## Stated problem
Collect all lines from the listing that include the string "Score".
• • • • • • •
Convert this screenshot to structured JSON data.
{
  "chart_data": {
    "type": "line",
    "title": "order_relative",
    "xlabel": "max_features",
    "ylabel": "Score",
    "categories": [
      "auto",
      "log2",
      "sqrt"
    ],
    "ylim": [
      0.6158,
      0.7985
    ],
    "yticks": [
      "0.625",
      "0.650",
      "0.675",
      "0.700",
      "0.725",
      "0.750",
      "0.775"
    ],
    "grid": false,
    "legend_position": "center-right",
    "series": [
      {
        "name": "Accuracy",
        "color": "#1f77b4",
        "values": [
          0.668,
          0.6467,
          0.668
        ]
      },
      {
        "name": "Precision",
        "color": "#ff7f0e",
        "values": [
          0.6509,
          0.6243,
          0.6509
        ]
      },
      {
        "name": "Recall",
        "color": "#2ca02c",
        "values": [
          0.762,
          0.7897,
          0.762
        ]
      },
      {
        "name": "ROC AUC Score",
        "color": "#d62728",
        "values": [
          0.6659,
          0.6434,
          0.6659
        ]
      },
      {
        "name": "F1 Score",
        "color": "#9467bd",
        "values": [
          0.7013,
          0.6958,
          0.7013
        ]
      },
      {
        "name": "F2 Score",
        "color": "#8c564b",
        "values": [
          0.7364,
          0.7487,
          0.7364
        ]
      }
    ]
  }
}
• • • • • • •
## Correct answer
    "ylabel": "Score",
        "name": "ROC AUC Score",
        "name": "F1 Score",
        "name": "F2 Score",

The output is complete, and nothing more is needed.